### What to work on
Wherever a line holds the word "області", copy that line out.

### Record set
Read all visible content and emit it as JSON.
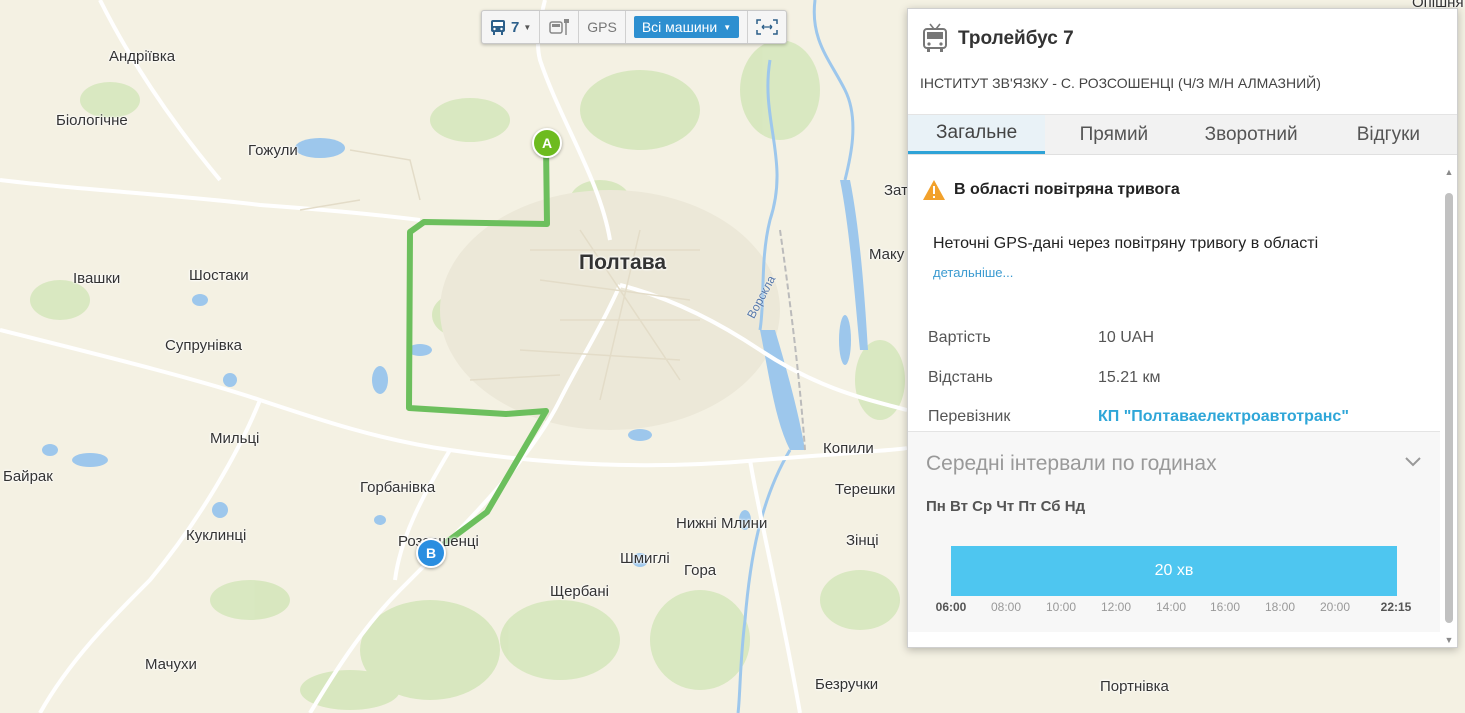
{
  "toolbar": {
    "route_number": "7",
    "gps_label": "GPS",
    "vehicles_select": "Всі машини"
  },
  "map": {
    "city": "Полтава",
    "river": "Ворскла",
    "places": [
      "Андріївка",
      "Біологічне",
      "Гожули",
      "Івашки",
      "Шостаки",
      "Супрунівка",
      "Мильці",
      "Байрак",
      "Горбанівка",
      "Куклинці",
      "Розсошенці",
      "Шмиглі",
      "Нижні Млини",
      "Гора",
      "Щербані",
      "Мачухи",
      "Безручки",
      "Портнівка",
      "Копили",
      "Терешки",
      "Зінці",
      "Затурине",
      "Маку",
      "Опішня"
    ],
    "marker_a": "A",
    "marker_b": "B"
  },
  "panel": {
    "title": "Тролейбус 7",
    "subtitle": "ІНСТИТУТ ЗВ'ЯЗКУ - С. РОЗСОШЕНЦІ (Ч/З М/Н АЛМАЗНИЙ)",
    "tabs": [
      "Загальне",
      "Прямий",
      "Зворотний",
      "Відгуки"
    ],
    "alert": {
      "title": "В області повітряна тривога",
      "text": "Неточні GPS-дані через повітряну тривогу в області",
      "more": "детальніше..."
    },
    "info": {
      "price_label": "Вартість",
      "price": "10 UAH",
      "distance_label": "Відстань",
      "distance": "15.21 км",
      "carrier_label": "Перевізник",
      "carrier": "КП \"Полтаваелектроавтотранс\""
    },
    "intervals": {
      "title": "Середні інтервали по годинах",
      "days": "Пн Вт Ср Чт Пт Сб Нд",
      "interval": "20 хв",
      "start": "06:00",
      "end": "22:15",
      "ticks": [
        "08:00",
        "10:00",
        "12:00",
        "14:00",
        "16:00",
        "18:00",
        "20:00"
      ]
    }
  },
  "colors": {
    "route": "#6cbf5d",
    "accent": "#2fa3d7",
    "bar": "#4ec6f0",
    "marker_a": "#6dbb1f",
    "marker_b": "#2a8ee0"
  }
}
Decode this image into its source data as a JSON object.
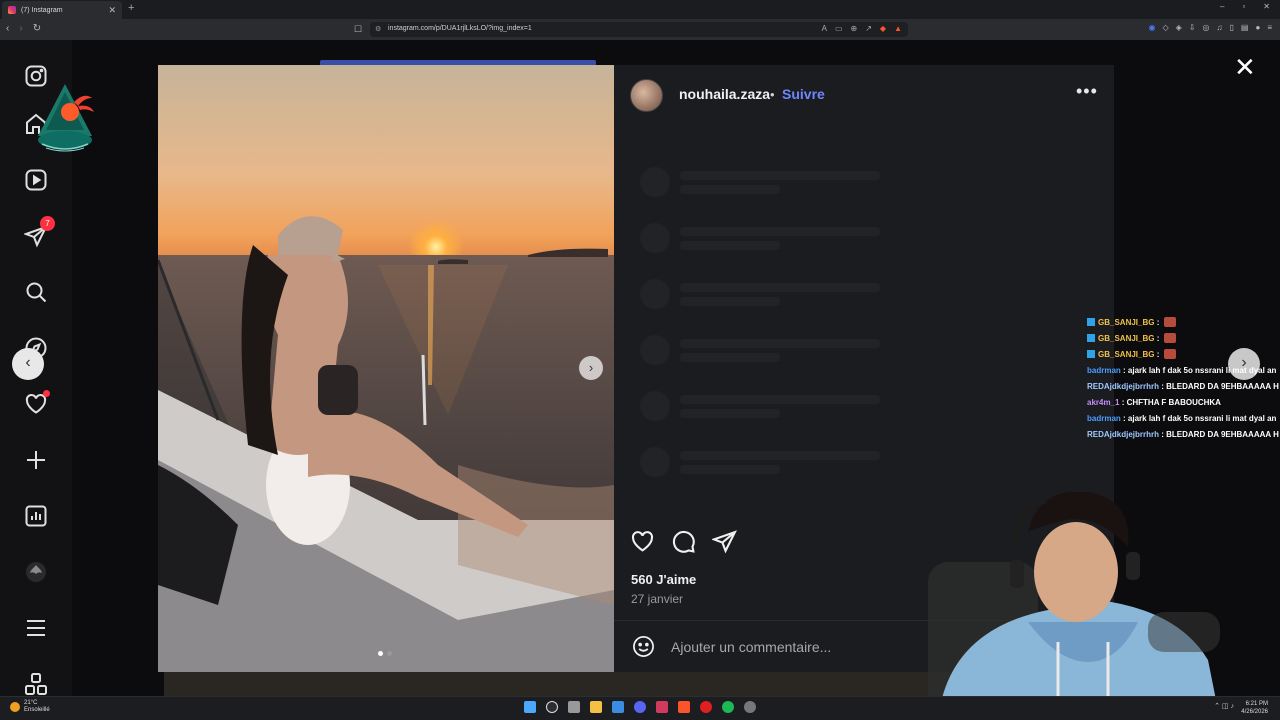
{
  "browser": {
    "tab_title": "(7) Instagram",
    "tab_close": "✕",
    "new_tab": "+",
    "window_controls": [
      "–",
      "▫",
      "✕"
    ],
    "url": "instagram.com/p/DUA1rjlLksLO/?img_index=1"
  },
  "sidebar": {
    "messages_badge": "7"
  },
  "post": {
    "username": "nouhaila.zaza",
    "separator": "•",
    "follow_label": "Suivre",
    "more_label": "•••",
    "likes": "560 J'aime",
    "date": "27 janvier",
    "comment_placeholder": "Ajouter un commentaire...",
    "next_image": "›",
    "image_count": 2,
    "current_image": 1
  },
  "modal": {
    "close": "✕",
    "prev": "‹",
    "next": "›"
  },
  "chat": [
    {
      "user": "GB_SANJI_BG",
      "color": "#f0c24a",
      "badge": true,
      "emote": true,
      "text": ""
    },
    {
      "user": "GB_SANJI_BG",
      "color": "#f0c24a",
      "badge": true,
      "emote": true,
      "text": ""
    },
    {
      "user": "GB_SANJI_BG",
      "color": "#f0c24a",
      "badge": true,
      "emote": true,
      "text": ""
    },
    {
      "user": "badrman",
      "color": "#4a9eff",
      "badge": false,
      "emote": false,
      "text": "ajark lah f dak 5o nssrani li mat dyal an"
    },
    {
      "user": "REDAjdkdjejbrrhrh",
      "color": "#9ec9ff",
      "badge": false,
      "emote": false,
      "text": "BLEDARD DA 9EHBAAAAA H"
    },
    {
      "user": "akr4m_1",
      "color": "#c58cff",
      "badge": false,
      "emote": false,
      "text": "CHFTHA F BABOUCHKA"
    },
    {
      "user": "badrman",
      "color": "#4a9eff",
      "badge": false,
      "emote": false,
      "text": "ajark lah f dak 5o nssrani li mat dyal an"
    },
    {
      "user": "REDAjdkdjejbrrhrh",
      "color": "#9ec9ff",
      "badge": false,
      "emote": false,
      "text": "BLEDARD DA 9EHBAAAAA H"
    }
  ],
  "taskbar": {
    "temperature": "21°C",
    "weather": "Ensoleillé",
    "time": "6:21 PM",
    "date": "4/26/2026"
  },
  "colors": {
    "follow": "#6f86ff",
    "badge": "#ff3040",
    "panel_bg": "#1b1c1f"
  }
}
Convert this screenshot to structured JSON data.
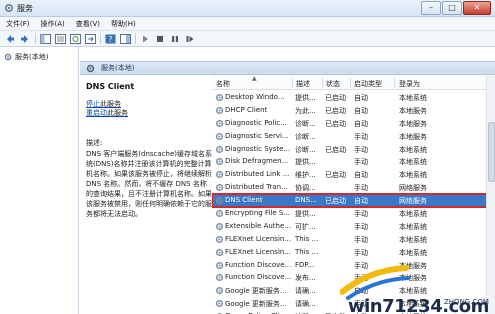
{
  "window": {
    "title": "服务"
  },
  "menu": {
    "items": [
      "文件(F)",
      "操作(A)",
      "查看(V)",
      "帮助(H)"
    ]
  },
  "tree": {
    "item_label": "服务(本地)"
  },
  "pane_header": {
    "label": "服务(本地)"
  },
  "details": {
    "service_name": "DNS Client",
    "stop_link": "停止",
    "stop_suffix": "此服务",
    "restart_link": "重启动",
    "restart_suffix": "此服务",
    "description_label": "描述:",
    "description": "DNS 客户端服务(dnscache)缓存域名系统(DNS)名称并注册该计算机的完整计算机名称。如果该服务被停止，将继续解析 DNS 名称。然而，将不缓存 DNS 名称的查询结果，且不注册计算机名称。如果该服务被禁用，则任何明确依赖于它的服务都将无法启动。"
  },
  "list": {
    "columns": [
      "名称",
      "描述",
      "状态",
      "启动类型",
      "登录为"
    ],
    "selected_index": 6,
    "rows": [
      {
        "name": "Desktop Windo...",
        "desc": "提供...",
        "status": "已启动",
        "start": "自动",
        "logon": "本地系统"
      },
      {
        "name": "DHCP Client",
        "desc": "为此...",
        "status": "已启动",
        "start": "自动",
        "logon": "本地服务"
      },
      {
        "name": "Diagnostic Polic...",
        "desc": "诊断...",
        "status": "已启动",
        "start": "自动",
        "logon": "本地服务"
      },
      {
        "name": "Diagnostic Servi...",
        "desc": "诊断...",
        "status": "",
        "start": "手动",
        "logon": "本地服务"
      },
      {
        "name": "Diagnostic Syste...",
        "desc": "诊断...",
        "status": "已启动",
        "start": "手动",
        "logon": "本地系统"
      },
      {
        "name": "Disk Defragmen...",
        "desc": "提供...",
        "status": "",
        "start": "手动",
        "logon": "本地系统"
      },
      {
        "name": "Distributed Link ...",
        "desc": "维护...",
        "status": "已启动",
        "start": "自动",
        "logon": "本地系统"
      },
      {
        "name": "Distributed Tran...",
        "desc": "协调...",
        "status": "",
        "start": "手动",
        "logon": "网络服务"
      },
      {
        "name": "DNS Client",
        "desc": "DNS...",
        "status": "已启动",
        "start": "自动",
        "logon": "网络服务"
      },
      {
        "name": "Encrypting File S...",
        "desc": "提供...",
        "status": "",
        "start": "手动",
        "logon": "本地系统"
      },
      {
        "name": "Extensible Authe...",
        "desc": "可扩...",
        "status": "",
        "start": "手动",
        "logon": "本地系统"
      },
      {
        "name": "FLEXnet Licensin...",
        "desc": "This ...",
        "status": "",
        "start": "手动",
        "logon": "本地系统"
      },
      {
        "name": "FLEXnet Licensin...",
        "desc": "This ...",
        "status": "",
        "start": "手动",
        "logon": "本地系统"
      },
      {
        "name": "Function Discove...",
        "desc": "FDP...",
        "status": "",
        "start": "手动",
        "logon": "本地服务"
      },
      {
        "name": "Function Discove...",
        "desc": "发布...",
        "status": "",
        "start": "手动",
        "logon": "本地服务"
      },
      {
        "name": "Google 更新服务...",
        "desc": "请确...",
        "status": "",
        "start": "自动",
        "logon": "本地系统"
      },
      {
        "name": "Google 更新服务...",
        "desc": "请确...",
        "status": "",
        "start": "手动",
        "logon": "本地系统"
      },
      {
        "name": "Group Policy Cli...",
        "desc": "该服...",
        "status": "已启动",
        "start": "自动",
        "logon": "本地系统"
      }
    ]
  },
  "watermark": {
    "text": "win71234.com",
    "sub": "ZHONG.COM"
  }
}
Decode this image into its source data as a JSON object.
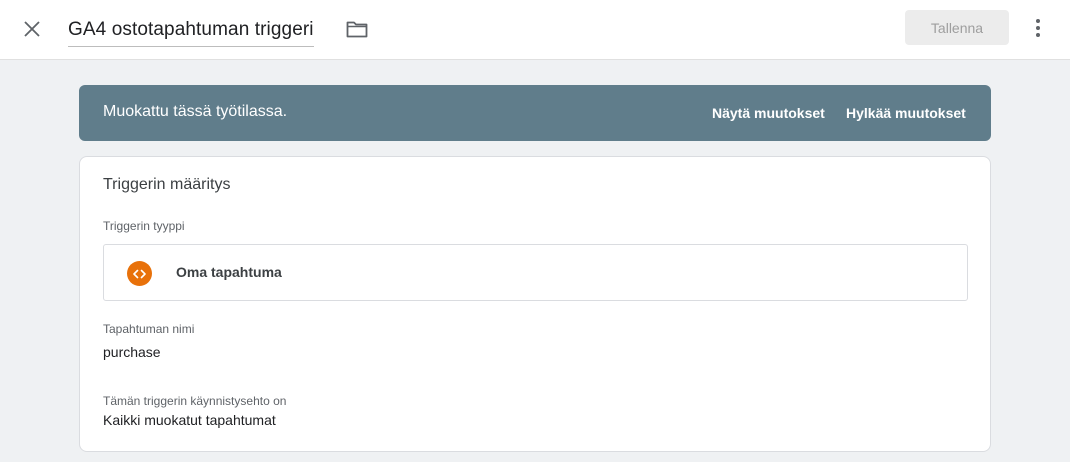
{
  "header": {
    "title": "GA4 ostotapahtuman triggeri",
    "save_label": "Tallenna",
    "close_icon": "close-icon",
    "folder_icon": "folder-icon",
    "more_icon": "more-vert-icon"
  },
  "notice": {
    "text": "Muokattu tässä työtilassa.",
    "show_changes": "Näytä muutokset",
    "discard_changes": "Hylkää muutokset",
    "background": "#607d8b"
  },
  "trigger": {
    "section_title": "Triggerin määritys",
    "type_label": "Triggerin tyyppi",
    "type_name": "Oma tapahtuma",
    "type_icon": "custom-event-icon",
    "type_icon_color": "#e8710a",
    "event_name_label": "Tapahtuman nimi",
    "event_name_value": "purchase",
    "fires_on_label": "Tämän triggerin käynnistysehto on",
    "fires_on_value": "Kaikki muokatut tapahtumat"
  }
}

### Task solution
      "title": "В області повітряна тривога",
      "text": "Неточні GPS-дані через повітряну тривогу в області",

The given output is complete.